■ Given task: Every line below that mentions the word "sans" should be copied out.

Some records
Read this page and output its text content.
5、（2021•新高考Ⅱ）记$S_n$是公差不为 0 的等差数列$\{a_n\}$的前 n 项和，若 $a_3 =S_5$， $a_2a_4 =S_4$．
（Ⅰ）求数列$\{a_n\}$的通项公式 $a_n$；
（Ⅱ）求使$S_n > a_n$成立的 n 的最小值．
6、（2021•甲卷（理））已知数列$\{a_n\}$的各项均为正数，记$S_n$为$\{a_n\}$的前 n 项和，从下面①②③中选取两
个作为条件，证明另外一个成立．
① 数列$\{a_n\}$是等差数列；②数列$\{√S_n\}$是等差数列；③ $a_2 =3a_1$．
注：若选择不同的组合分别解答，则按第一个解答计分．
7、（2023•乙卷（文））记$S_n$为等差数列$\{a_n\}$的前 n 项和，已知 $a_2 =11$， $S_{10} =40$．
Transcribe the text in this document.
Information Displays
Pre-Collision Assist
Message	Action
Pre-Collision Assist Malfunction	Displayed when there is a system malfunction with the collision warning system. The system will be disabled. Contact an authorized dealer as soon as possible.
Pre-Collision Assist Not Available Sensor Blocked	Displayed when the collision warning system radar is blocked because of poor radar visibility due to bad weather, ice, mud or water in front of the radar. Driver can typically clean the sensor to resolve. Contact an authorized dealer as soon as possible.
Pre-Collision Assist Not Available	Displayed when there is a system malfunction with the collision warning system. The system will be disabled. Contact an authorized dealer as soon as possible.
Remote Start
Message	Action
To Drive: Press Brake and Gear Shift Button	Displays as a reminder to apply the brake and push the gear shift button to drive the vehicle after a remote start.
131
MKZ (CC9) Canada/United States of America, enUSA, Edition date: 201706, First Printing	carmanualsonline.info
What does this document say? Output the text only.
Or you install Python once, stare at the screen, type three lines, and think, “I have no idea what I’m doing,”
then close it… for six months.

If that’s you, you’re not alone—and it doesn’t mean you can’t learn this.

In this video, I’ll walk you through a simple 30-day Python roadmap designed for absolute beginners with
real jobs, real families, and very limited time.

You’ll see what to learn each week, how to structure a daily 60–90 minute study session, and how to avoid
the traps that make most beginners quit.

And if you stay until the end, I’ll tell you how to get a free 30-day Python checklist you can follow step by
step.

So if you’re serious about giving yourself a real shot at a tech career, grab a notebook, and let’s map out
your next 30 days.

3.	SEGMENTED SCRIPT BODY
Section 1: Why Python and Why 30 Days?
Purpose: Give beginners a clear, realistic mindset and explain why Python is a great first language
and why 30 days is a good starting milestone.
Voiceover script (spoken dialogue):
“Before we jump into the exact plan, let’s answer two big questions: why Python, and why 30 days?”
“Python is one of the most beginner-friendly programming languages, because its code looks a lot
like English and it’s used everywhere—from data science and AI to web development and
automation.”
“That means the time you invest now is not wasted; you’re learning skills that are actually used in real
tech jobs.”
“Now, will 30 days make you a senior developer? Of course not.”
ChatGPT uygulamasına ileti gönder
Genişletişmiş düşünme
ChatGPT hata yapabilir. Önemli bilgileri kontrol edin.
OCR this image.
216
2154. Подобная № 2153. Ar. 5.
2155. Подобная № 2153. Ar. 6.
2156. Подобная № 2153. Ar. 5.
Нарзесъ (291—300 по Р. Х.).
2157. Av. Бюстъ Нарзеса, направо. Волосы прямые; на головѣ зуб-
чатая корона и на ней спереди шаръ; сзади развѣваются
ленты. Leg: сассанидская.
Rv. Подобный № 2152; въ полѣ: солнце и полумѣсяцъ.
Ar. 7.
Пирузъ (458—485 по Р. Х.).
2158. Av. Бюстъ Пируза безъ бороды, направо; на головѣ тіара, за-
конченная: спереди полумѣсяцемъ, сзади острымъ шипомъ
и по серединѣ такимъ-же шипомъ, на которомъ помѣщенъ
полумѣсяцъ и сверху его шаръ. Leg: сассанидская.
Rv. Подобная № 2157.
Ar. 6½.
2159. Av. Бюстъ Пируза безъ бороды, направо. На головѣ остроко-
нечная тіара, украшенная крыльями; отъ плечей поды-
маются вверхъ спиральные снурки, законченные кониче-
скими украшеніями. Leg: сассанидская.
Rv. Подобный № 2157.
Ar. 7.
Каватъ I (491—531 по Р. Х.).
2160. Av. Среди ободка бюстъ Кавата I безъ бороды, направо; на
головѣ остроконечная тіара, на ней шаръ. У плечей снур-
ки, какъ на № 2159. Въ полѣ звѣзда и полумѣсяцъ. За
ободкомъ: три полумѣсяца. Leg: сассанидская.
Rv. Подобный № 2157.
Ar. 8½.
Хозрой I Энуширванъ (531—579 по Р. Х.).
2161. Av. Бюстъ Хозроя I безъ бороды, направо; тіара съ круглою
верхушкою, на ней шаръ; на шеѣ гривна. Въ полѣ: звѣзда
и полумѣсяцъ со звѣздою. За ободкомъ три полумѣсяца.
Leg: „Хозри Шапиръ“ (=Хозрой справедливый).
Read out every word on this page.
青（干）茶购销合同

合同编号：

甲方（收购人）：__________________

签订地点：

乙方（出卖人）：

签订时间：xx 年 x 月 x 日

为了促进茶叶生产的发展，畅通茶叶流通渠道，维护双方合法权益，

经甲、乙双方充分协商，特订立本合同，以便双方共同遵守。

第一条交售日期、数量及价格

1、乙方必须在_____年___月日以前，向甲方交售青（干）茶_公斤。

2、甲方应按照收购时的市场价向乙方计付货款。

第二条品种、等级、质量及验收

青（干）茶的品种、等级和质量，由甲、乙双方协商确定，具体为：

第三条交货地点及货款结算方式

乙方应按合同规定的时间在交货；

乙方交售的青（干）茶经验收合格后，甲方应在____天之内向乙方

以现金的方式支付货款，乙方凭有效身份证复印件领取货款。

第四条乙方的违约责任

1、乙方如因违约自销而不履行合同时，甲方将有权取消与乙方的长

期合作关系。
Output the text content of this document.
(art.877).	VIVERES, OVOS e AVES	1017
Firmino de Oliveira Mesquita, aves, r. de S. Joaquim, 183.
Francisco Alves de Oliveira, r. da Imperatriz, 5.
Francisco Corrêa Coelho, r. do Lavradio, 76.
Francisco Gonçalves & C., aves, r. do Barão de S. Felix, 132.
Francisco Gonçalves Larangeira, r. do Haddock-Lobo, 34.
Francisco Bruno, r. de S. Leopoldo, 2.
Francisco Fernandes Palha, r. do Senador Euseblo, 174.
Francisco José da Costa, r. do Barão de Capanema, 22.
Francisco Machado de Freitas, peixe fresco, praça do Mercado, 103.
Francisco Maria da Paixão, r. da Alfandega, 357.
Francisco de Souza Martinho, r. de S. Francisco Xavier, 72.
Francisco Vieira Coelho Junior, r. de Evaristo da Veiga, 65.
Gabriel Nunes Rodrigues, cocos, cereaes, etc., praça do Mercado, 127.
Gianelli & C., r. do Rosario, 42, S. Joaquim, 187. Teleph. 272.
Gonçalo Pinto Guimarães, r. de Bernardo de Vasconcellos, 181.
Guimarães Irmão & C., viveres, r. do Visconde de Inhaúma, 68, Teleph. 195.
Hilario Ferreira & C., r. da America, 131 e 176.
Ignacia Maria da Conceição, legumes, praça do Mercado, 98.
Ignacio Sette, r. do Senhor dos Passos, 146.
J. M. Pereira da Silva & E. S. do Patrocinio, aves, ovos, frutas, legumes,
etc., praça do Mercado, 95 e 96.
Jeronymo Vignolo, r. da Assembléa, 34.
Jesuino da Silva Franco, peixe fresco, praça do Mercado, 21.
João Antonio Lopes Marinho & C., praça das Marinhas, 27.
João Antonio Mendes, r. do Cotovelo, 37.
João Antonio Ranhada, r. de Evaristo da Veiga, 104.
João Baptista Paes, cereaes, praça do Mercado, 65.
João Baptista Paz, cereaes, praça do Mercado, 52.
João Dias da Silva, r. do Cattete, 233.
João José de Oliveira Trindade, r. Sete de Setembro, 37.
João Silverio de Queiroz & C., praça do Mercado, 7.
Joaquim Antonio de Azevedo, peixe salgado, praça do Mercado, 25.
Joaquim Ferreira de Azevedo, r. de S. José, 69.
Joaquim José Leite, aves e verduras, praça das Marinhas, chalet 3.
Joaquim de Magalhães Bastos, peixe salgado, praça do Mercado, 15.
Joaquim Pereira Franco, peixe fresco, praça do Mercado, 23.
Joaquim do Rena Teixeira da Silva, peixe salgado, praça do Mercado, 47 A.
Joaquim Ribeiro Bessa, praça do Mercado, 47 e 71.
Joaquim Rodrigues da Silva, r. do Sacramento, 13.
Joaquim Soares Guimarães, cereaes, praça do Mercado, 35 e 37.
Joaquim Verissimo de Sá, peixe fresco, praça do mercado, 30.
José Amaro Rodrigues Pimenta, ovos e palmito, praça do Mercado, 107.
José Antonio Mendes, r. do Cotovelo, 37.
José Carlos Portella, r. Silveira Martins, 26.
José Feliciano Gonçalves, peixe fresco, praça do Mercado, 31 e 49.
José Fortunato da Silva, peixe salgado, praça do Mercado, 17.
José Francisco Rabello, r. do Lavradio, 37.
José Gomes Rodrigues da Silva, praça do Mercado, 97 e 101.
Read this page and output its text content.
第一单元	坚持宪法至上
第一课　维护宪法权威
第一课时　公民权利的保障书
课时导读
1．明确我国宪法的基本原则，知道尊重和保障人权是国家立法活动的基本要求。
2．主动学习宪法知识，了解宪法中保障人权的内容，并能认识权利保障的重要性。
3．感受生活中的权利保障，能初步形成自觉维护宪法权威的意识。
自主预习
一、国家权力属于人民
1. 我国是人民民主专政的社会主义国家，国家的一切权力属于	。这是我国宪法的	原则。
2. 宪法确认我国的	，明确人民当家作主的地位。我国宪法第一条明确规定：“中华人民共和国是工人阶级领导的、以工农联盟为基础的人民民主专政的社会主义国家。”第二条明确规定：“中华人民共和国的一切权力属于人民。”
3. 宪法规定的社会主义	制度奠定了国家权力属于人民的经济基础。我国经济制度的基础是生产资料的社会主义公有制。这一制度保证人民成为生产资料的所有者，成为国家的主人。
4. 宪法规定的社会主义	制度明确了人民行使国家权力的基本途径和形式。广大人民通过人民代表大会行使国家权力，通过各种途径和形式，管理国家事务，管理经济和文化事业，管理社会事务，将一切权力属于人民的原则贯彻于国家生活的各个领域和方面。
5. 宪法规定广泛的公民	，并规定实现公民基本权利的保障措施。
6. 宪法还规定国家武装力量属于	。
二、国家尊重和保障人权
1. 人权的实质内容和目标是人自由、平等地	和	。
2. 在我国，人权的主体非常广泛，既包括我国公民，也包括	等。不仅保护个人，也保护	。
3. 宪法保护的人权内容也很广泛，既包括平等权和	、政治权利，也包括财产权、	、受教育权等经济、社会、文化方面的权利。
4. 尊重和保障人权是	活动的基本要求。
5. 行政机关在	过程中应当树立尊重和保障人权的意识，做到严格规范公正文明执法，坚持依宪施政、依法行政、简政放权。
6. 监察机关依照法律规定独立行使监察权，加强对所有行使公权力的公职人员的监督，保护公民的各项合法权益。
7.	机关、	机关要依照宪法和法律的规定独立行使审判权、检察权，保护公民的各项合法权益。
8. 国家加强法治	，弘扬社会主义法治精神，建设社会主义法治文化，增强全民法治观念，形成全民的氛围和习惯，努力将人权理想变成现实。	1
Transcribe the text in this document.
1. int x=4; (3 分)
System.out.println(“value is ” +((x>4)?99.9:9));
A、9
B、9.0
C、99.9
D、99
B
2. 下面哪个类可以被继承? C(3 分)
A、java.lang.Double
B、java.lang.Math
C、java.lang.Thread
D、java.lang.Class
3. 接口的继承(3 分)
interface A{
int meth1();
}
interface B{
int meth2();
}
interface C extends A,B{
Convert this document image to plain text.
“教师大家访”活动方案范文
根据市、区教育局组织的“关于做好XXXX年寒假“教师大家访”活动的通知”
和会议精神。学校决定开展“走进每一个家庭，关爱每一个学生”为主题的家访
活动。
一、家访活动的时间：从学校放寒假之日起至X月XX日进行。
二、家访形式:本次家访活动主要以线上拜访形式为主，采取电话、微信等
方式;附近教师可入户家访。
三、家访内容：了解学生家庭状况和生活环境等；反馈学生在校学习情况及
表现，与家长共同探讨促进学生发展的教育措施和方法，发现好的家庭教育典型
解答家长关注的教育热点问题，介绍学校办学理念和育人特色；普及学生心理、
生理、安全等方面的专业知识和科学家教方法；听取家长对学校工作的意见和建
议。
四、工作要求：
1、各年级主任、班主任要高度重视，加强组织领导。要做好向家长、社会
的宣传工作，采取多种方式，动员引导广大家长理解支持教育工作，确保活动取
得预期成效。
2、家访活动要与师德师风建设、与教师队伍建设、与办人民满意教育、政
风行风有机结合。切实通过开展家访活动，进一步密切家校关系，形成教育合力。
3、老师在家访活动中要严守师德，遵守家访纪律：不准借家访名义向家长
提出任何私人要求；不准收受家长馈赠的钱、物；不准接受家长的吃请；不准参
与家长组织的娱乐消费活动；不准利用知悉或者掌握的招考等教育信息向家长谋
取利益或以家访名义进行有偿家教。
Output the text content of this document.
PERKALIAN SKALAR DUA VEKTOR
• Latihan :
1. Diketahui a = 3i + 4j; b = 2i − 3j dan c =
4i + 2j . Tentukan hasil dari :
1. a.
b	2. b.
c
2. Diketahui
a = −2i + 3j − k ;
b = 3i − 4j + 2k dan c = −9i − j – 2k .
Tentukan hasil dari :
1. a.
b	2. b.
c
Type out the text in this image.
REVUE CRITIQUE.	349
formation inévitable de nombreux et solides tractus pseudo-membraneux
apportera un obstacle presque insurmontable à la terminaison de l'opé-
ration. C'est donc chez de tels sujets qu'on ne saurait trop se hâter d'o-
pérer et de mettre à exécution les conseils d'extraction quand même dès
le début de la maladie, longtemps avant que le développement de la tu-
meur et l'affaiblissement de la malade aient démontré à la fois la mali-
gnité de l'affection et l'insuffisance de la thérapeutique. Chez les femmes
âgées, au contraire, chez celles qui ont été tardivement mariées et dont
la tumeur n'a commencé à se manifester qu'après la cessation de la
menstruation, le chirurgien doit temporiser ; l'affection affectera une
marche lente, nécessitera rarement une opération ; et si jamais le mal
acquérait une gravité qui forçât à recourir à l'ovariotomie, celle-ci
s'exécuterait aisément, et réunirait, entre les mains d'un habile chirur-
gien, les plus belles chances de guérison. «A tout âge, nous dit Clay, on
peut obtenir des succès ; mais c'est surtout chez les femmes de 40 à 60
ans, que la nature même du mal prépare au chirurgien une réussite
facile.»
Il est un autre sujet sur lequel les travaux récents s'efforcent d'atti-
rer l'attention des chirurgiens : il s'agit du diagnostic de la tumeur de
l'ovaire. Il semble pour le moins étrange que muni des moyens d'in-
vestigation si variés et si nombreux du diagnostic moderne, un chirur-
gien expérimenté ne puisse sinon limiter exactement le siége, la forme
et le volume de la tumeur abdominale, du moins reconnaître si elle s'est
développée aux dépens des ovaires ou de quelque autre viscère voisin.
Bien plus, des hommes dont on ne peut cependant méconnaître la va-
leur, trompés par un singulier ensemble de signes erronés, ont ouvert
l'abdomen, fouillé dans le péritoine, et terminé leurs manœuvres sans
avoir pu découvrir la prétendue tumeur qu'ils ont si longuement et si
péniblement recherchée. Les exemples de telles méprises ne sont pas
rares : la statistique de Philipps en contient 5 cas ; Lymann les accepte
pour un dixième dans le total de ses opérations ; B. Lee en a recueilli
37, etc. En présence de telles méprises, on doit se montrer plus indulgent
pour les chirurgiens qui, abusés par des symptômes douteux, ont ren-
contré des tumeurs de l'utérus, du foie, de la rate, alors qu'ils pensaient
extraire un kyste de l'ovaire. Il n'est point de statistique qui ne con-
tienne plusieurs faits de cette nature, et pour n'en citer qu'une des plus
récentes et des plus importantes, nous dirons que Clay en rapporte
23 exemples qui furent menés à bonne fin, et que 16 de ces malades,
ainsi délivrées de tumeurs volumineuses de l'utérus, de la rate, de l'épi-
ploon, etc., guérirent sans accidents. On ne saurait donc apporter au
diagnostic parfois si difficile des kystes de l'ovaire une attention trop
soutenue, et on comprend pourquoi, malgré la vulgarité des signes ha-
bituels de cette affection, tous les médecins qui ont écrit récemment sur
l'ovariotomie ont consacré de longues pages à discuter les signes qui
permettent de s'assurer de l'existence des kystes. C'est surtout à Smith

■ Answer below:
l'abdomen, fouillé dans le péritoine, et terminé leurs manœuvres sans
ploon, etc., guérirent sans accidents. On ne saurait donc apporter au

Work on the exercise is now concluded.